» Instruction
Scan the entries below for the word "label". Copy each line that has it.

» Dataset records

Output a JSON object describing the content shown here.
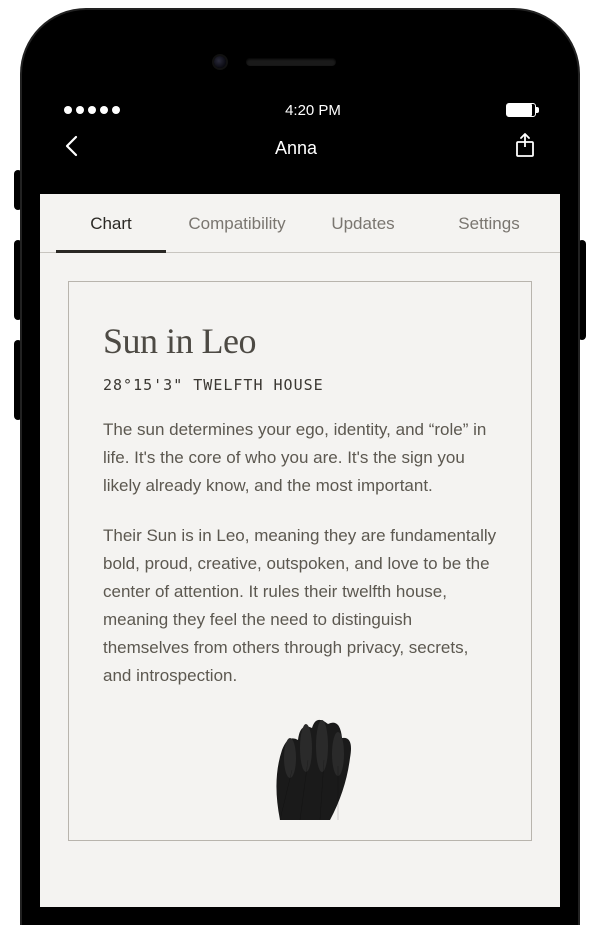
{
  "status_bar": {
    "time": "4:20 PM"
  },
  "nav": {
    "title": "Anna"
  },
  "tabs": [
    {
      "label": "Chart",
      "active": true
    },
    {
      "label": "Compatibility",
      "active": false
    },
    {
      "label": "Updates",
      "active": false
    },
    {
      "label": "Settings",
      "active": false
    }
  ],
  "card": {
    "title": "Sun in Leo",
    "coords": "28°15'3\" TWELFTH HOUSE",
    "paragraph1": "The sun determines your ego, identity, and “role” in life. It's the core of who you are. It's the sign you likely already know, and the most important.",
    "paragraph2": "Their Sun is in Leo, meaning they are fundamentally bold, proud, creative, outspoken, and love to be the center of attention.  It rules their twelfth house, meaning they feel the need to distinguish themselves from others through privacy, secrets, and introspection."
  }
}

» Task output
      "label": "Chart",
      "label": "Compatibility",
      "label": "Updates",
      "label": "Settings",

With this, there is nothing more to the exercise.